◆ **TASK INSTRUCTIONS**:
Transcribe all records exactly.

★ ★ ★

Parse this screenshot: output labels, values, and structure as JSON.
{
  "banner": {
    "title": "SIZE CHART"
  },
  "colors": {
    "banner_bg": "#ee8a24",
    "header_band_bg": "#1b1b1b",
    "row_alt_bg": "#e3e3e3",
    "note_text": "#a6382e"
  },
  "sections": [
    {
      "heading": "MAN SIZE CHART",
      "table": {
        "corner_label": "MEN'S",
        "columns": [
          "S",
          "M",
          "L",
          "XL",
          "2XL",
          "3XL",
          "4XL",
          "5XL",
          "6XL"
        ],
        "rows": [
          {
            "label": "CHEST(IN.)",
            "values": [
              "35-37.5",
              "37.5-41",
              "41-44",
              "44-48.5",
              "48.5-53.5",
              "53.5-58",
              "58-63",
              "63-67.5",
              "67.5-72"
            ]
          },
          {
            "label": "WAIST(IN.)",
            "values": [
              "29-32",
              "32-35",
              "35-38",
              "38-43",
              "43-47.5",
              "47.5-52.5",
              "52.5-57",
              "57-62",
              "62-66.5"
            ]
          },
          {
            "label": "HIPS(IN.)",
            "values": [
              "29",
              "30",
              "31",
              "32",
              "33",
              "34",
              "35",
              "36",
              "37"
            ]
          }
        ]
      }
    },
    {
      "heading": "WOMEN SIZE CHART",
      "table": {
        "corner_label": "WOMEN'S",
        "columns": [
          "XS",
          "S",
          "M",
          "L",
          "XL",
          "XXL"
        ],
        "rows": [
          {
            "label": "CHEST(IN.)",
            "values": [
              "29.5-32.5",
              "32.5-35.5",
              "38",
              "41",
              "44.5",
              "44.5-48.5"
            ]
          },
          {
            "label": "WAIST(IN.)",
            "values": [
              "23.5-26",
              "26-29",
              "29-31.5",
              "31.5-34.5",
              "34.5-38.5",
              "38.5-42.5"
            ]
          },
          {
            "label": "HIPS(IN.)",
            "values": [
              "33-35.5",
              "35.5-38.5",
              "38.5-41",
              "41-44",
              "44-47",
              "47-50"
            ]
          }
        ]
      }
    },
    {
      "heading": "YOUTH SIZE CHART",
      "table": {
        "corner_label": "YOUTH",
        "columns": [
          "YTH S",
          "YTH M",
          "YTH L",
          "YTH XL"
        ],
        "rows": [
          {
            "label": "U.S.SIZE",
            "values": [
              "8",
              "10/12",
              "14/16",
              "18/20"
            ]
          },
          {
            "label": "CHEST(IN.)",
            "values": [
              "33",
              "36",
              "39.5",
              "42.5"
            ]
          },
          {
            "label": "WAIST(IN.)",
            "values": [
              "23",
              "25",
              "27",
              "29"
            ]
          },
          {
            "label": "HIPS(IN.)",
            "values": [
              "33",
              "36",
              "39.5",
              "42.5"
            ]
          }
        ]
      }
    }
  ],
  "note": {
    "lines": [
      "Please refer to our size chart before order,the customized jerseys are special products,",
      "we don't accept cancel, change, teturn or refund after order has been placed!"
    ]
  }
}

★ ★ ★

◆ **WRITTEN SOLUTION**:
Parse this screenshot: output labels, values, and structure as JSON.
{
  "banner": {
    "title": "SIZE CHART"
  },
  "colors": {
    "banner_bg": "#ee8a24",
    "header_band_bg": "#1b1b1b",
    "row_alt_bg": "#e3e3e3",
    "note_text": "#a6382e"
  },
  "sections": [
    {
      "heading": "MAN SIZE CHART",
      "table": {
        "corner_label": "MEN'S",
        "columns": [
          "S",
          "M",
          "L",
          "XL",
          "2XL",
          "3XL",
          "4XL",
          "5XL",
          "6XL"
        ],
        "rows": [
          {
            "label": "CHEST(IN.)",
            "values": [
              "35-37.5",
              "37.5-41",
              "41-44",
              "44-48.5",
              "48.5-53.5",
              "53.5-58",
              "58-63",
              "63-67.5",
              "67.5-72"
            ]
          },
          {
            "label": "WAIST(IN.)",
            "values": [
              "29-32",
              "32-35",
              "35-38",
              "38-43",
              "43-47.5",
              "47.5-52.5",
              "52.5-57",
              "57-62",
              "62-66.5"
            ]
          },
          {
            "label": "HIPS(IN.)",
            "values": [
              "29",
              "30",
              "31",
              "32",
              "33",
              "34",
              "35",
              "36",
              "37"
            ]
          }
        ]
      }
    },
    {
      "heading": "WOMEN SIZE CHART",
      "table": {
        "corner_label": "WOMEN'S",
        "columns": [
          "XS",
          "S",
          "M",
          "L",
          "XL",
          "XXL"
        ],
        "rows": [
          {
            "label": "CHEST(IN.)",
            "values": [
              "29.5-32.5",
              "32.5-35.5",
              "38",
              "41",
              "44.5",
              "44.5-48.5"
            ]
          },
          {
            "label": "WAIST(IN.)",
            "values": [
              "23.5-26",
              "26-29",
              "29-31.5",
              "31.5-34.5",
              "34.5-38.5",
              "38.5-42.5"
            ]
          },
          {
            "label": "HIPS(IN.)",
            "values": [
              "33-35.5",
              "35.5-38.5",
              "38.5-41",
              "41-44",
              "44-47",
              "47-50"
            ]
          }
        ]
      }
    },
    {
      "heading": "YOUTH SIZE CHART",
      "table": {
        "corner_label": "YOUTH",
        "columns": [
          "YTH S",
          "YTH M",
          "YTH L",
          "YTH XL"
        ],
        "rows": [
          {
            "label": "U.S.SIZE",
            "values": [
              "8",
              "10/12",
              "14/16",
              "18/20"
            ]
          },
          {
            "label": "CHEST(IN.)",
            "values": [
              "33",
              "36",
              "39.5",
              "42.5"
            ]
          },
          {
            "label": "WAIST(IN.)",
            "values": [
              "23",
              "25",
              "27",
              "29"
            ]
          },
          {
            "label": "HIPS(IN.)",
            "values": [
              "33",
              "36",
              "39.5",
              "42.5"
            ]
          }
        ]
      }
    }
  ],
  "note": {
    "lines": [
      "Please refer to our size chart before order,the customized jerseys are special products,",
      "we don't accept cancel, change, teturn or refund after order has been placed!"
    ]
  }
}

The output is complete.